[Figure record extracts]
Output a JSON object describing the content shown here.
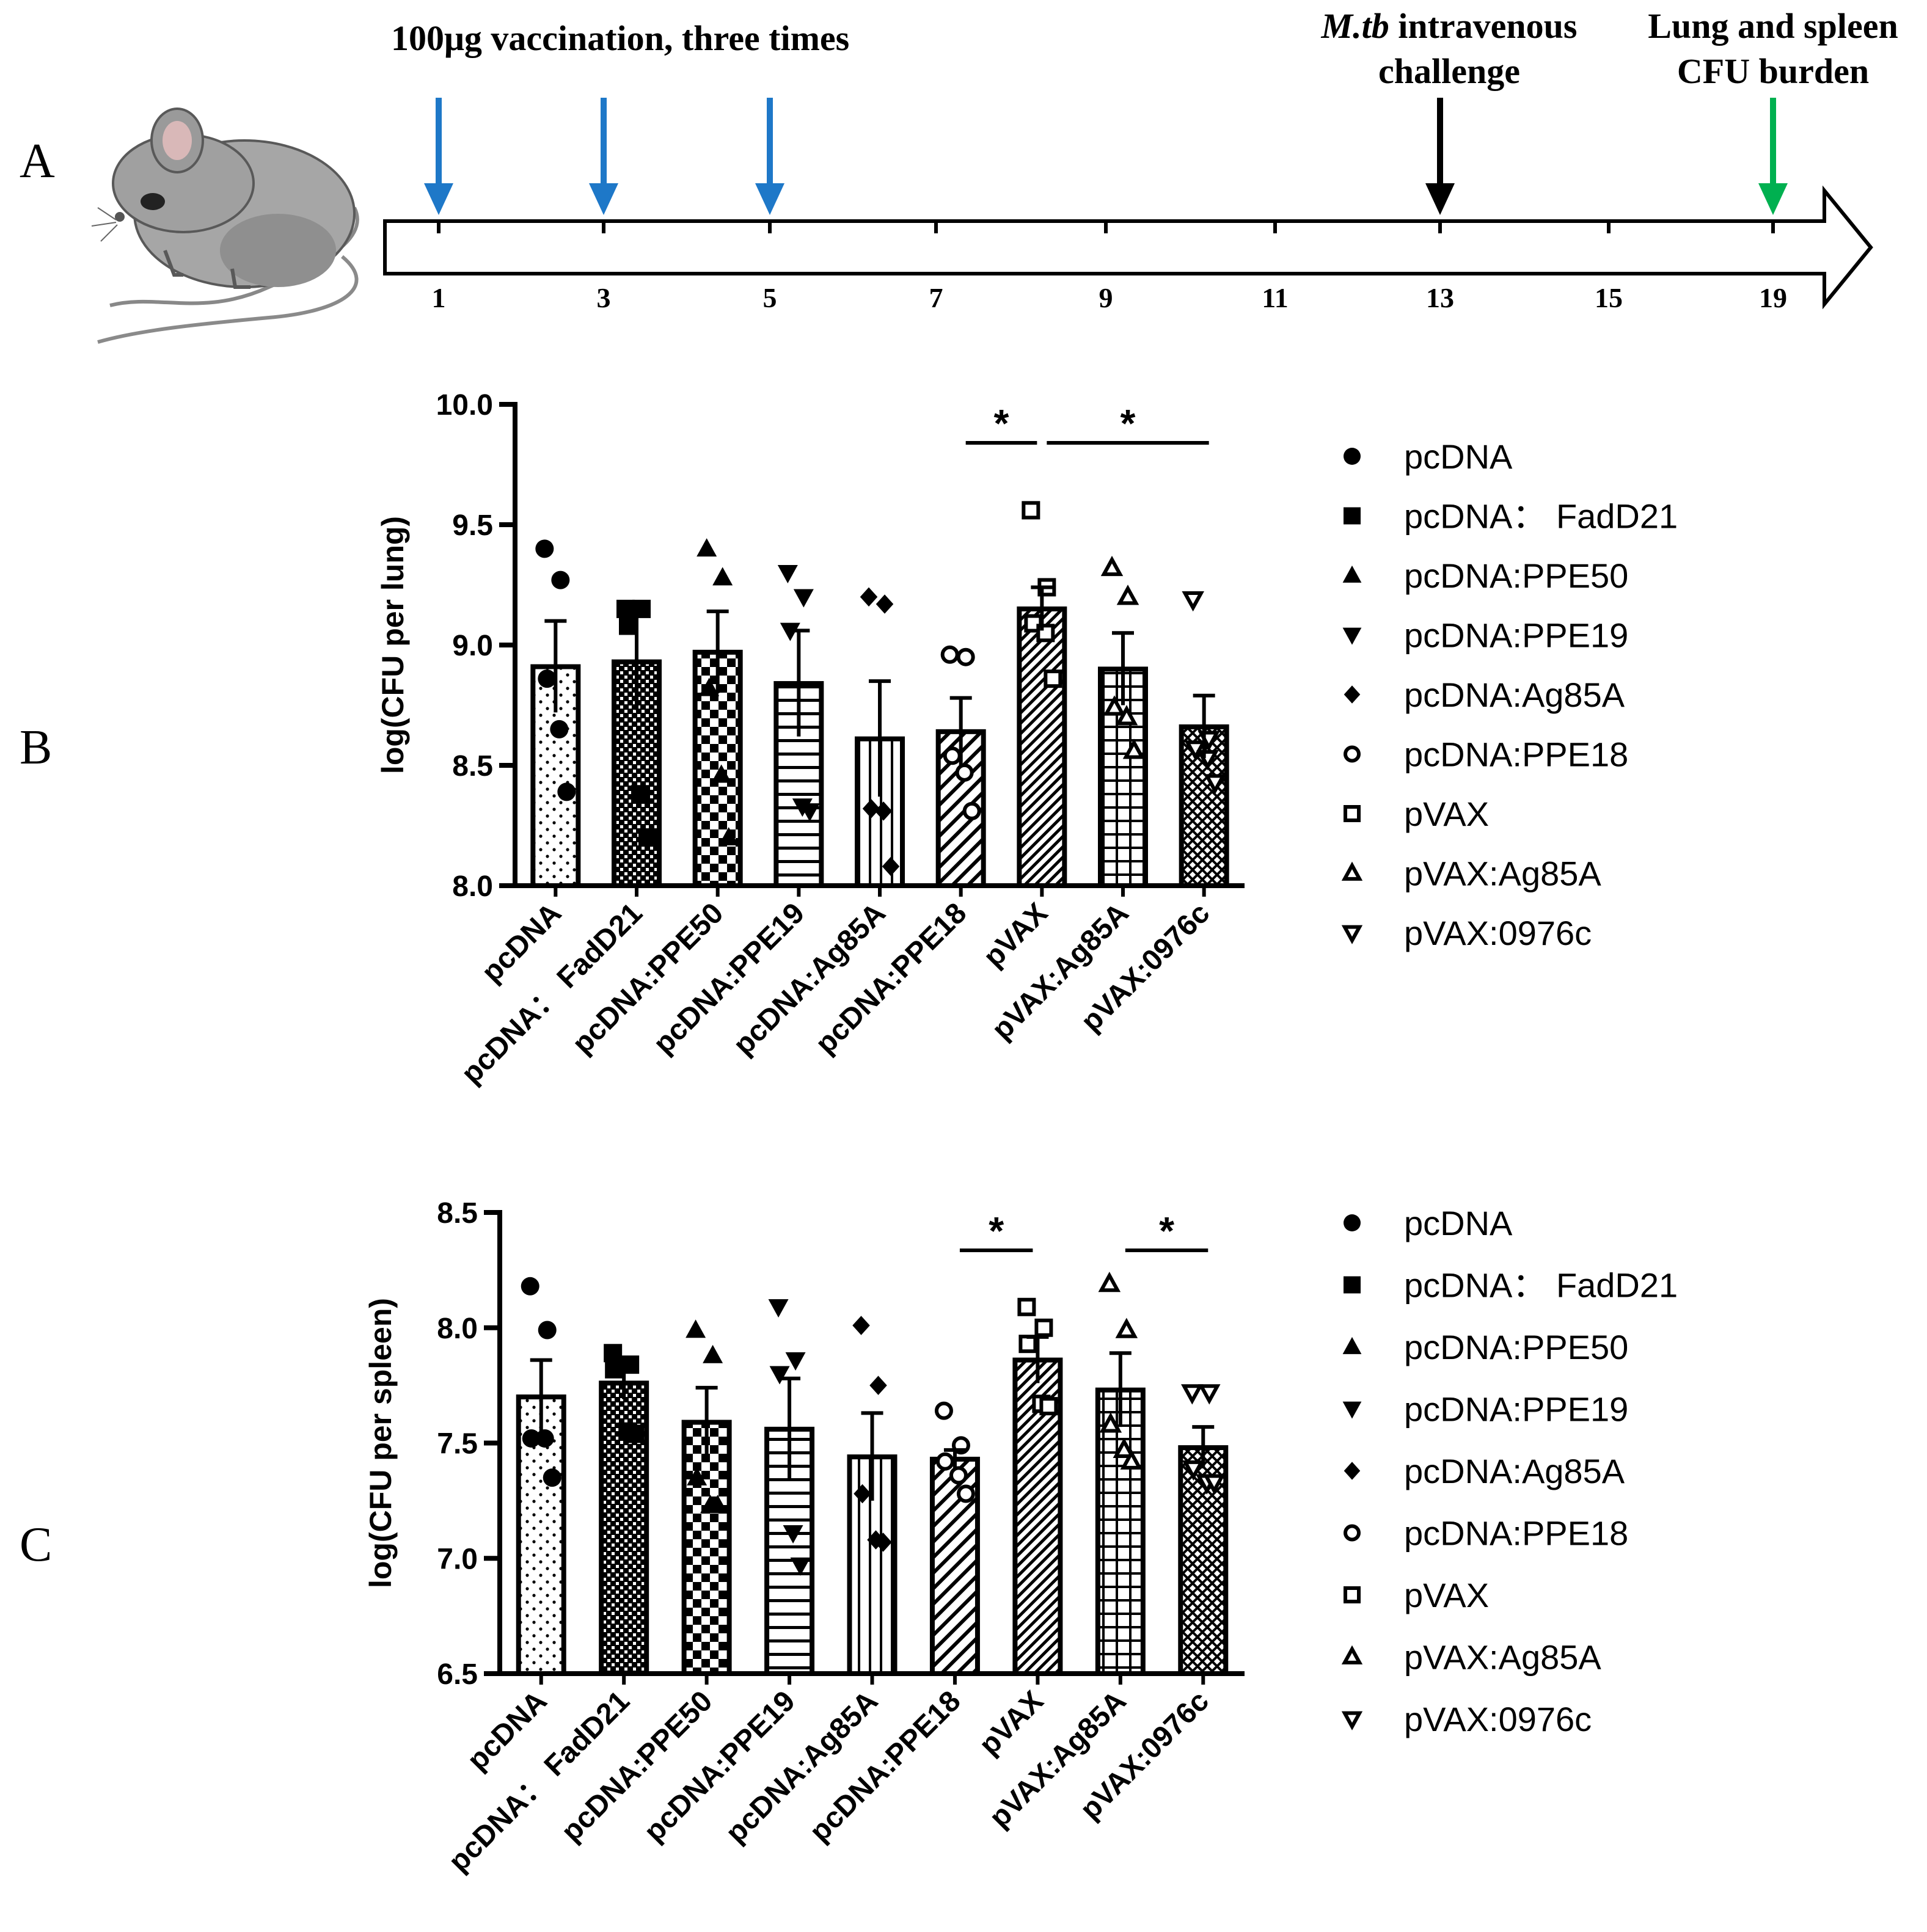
{
  "panel_labels": {
    "a": "A",
    "b": "B",
    "c": "C"
  },
  "timeline": {
    "vaccination_label": "100μg vaccination, three times",
    "challenge_italic": "M.tb",
    "challenge_rest": " intravenous",
    "challenge_line2": "challenge",
    "burden_line1": "Lung and spleen",
    "burden_line2": "CFU burden",
    "ticks": [
      "1",
      "3",
      "5",
      "7",
      "9",
      "11",
      "13",
      "15",
      "19"
    ],
    "vaccination_weeks": [
      "1",
      "3",
      "5"
    ],
    "challenge_week": "13",
    "burden_week": "19",
    "colors": {
      "vaccination": "#1e78c8",
      "challenge": "#000000",
      "burden": "#00b050"
    }
  },
  "chart_data": [
    {
      "type": "bar",
      "panel": "B",
      "title": "",
      "xlabel": "",
      "ylabel": "log(CFU per lung)",
      "ylim": [
        8.0,
        10.0
      ],
      "yticks": [
        "8.0",
        "8.5",
        "9.0",
        "9.5",
        "10.0"
      ],
      "categories": [
        "pcDNA",
        "pcDNA： FadD21",
        "pcDNA:PPE50",
        "pcDNA:PPE19",
        "pcDNA:Ag85A",
        "pcDNA:PPE18",
        "pVAX",
        "pVAX:Ag85A",
        "pVAX:0976c"
      ],
      "values": [
        8.91,
        8.93,
        8.97,
        8.84,
        8.61,
        8.64,
        9.15,
        8.9,
        8.66
      ],
      "sem": [
        0.19,
        0.2,
        0.17,
        0.22,
        0.24,
        0.14,
        0.09,
        0.15,
        0.13
      ],
      "points": [
        [
          9.4,
          9.27,
          8.86,
          8.65,
          8.39
        ],
        [
          9.15,
          9.15,
          9.08,
          8.38,
          8.2
        ],
        [
          9.4,
          9.28,
          8.82,
          8.46,
          8.2
        ],
        [
          9.3,
          9.2,
          9.06,
          8.33,
          8.31
        ],
        [
          9.2,
          9.17,
          8.32,
          8.31,
          8.08
        ],
        [
          8.96,
          8.95,
          8.54,
          8.47,
          8.31
        ],
        [
          9.56,
          9.24,
          9.09,
          9.05,
          8.86
        ],
        [
          9.32,
          9.2,
          8.74,
          8.7,
          8.56
        ],
        [
          9.19,
          8.61,
          8.57,
          8.53,
          8.43
        ]
      ],
      "markers": [
        "circle",
        "square",
        "triangle-up",
        "triangle-down",
        "diamond",
        "circle-open",
        "square-open",
        "triangle-up-open",
        "triangle-down-open"
      ],
      "patterns": [
        "dots",
        "fine-checker",
        "checker",
        "hlines",
        "vlines",
        "diag",
        "diag-dense",
        "grid",
        "crosshatch"
      ],
      "significance": [
        {
          "from": "pcDNA:PPE18",
          "to": "pVAX",
          "label": "*"
        },
        {
          "from": "pVAX",
          "to": "pVAX:0976c",
          "label": "*"
        }
      ],
      "legend": {
        "position": "right",
        "labels": [
          "pcDNA",
          "pcDNA： FadD21",
          "pcDNA:PPE50",
          "pcDNA:PPE19",
          "pcDNA:Ag85A",
          "pcDNA:PPE18",
          "pVAX",
          "pVAX:Ag85A",
          "pVAX:0976c"
        ]
      }
    },
    {
      "type": "bar",
      "panel": "C",
      "title": "",
      "xlabel": "",
      "ylabel": "log(CFU per spleen)",
      "ylim": [
        6.5,
        8.5
      ],
      "yticks": [
        "6.5",
        "7.0",
        "7.5",
        "8.0",
        "8.5"
      ],
      "categories": [
        "pcDNA",
        "pcDNA： FadD21",
        "pcDNA:PPE50",
        "pcDNA:PPE19",
        "pcDNA:Ag85A",
        "pcDNA:PPE18",
        "pVAX",
        "pVAX:Ag85A",
        "pVAX:0976c"
      ],
      "values": [
        7.7,
        7.76,
        7.59,
        7.56,
        7.44,
        7.43,
        7.86,
        7.73,
        7.48
      ],
      "sem": [
        0.16,
        0.07,
        0.15,
        0.22,
        0.19,
        0.04,
        0.1,
        0.16,
        0.09
      ],
      "points": [
        [
          8.18,
          7.99,
          7.52,
          7.52,
          7.35
        ],
        [
          7.89,
          7.84,
          7.82,
          7.55,
          7.54
        ],
        [
          7.99,
          7.88,
          7.35,
          7.23,
          7.23
        ],
        [
          8.09,
          7.86,
          7.8,
          7.11,
          6.97
        ],
        [
          8.01,
          7.75,
          7.28,
          7.08,
          7.07
        ],
        [
          7.64,
          7.49,
          7.42,
          7.36,
          7.28
        ],
        [
          8.09,
          8.0,
          7.93,
          7.67,
          7.66
        ],
        [
          8.19,
          7.99,
          7.58,
          7.47,
          7.42
        ],
        [
          7.72,
          7.72,
          7.39,
          7.33,
          7.33
        ]
      ],
      "markers": [
        "circle",
        "square",
        "triangle-up",
        "triangle-down",
        "diamond",
        "circle-open",
        "square-open",
        "triangle-up-open",
        "triangle-down-open"
      ],
      "patterns": [
        "dots",
        "fine-checker",
        "checker",
        "hlines",
        "vlines",
        "diag",
        "diag-dense",
        "grid",
        "crosshatch"
      ],
      "significance": [
        {
          "from": "pcDNA:PPE18",
          "to": "pVAX",
          "label": "*"
        },
        {
          "from": "pVAX:Ag85A",
          "to": "pVAX:0976c",
          "label": "*"
        }
      ],
      "legend": {
        "position": "right",
        "labels": [
          "pcDNA",
          "pcDNA： FadD21",
          "pcDNA:PPE50",
          "pcDNA:PPE19",
          "pcDNA:Ag85A",
          "pcDNA:PPE18",
          "pVAX",
          "pVAX:Ag85A",
          "pVAX:0976c"
        ]
      }
    }
  ]
}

# What the task requires
Repeat each record exactly, with the pictures left out.

# Exercise output
Output a JSON object describing the content shown here.
{
  "panel_labels": {
    "a": "A",
    "b": "B",
    "c": "C"
  },
  "timeline": {
    "vaccination_label": "100μg vaccination, three times",
    "challenge_italic": "M.tb",
    "challenge_rest": " intravenous",
    "challenge_line2": "challenge",
    "burden_line1": "Lung and spleen",
    "burden_line2": "CFU burden",
    "ticks": [
      "1",
      "3",
      "5",
      "7",
      "9",
      "11",
      "13",
      "15",
      "19"
    ],
    "vaccination_weeks": [
      "1",
      "3",
      "5"
    ],
    "challenge_week": "13",
    "burden_week": "19",
    "colors": {
      "vaccination": "#1e78c8",
      "challenge": "#000000",
      "burden": "#00b050"
    }
  },
  "chart_data": [
    {
      "type": "bar",
      "panel": "B",
      "title": "",
      "xlabel": "",
      "ylabel": "log(CFU per lung)",
      "ylim": [
        8.0,
        10.0
      ],
      "yticks": [
        "8.0",
        "8.5",
        "9.0",
        "9.5",
        "10.0"
      ],
      "categories": [
        "pcDNA",
        "pcDNA： FadD21",
        "pcDNA:PPE50",
        "pcDNA:PPE19",
        "pcDNA:Ag85A",
        "pcDNA:PPE18",
        "pVAX",
        "pVAX:Ag85A",
        "pVAX:0976c"
      ],
      "values": [
        8.91,
        8.93,
        8.97,
        8.84,
        8.61,
        8.64,
        9.15,
        8.9,
        8.66
      ],
      "sem": [
        0.19,
        0.2,
        0.17,
        0.22,
        0.24,
        0.14,
        0.09,
        0.15,
        0.13
      ],
      "points": [
        [
          9.4,
          9.27,
          8.86,
          8.65,
          8.39
        ],
        [
          9.15,
          9.15,
          9.08,
          8.38,
          8.2
        ],
        [
          9.4,
          9.28,
          8.82,
          8.46,
          8.2
        ],
        [
          9.3,
          9.2,
          9.06,
          8.33,
          8.31
        ],
        [
          9.2,
          9.17,
          8.32,
          8.31,
          8.08
        ],
        [
          8.96,
          8.95,
          8.54,
          8.47,
          8.31
        ],
        [
          9.56,
          9.24,
          9.09,
          9.05,
          8.86
        ],
        [
          9.32,
          9.2,
          8.74,
          8.7,
          8.56
        ],
        [
          9.19,
          8.61,
          8.57,
          8.53,
          8.43
        ]
      ],
      "markers": [
        "circle",
        "square",
        "triangle-up",
        "triangle-down",
        "diamond",
        "circle-open",
        "square-open",
        "triangle-up-open",
        "triangle-down-open"
      ],
      "patterns": [
        "dots",
        "fine-checker",
        "checker",
        "hlines",
        "vlines",
        "diag",
        "diag-dense",
        "grid",
        "crosshatch"
      ],
      "significance": [
        {
          "from": "pcDNA:PPE18",
          "to": "pVAX",
          "label": "*"
        },
        {
          "from": "pVAX",
          "to": "pVAX:0976c",
          "label": "*"
        }
      ],
      "legend": {
        "position": "right",
        "labels": [
          "pcDNA",
          "pcDNA： FadD21",
          "pcDNA:PPE50",
          "pcDNA:PPE19",
          "pcDNA:Ag85A",
          "pcDNA:PPE18",
          "pVAX",
          "pVAX:Ag85A",
          "pVAX:0976c"
        ]
      }
    },
    {
      "type": "bar",
      "panel": "C",
      "title": "",
      "xlabel": "",
      "ylabel": "log(CFU per spleen)",
      "ylim": [
        6.5,
        8.5
      ],
      "yticks": [
        "6.5",
        "7.0",
        "7.5",
        "8.0",
        "8.5"
      ],
      "categories": [
        "pcDNA",
        "pcDNA： FadD21",
        "pcDNA:PPE50",
        "pcDNA:PPE19",
        "pcDNA:Ag85A",
        "pcDNA:PPE18",
        "pVAX",
        "pVAX:Ag85A",
        "pVAX:0976c"
      ],
      "values": [
        7.7,
        7.76,
        7.59,
        7.56,
        7.44,
        7.43,
        7.86,
        7.73,
        7.48
      ],
      "sem": [
        0.16,
        0.07,
        0.15,
        0.22,
        0.19,
        0.04,
        0.1,
        0.16,
        0.09
      ],
      "points": [
        [
          8.18,
          7.99,
          7.52,
          7.52,
          7.35
        ],
        [
          7.89,
          7.84,
          7.82,
          7.55,
          7.54
        ],
        [
          7.99,
          7.88,
          7.35,
          7.23,
          7.23
        ],
        [
          8.09,
          7.86,
          7.8,
          7.11,
          6.97
        ],
        [
          8.01,
          7.75,
          7.28,
          7.08,
          7.07
        ],
        [
          7.64,
          7.49,
          7.42,
          7.36,
          7.28
        ],
        [
          8.09,
          8.0,
          7.93,
          7.67,
          7.66
        ],
        [
          8.19,
          7.99,
          7.58,
          7.47,
          7.42
        ],
        [
          7.72,
          7.72,
          7.39,
          7.33,
          7.33
        ]
      ],
      "markers": [
        "circle",
        "square",
        "triangle-up",
        "triangle-down",
        "diamond",
        "circle-open",
        "square-open",
        "triangle-up-open",
        "triangle-down-open"
      ],
      "patterns": [
        "dots",
        "fine-checker",
        "checker",
        "hlines",
        "vlines",
        "diag",
        "diag-dense",
        "grid",
        "crosshatch"
      ],
      "significance": [
        {
          "from": "pcDNA:PPE18",
          "to": "pVAX",
          "label": "*"
        },
        {
          "from": "pVAX:Ag85A",
          "to": "pVAX:0976c",
          "label": "*"
        }
      ],
      "legend": {
        "position": "right",
        "labels": [
          "pcDNA",
          "pcDNA： FadD21",
          "pcDNA:PPE50",
          "pcDNA:PPE19",
          "pcDNA:Ag85A",
          "pcDNA:PPE18",
          "pVAX",
          "pVAX:Ag85A",
          "pVAX:0976c"
        ]
      }
    }
  ]
}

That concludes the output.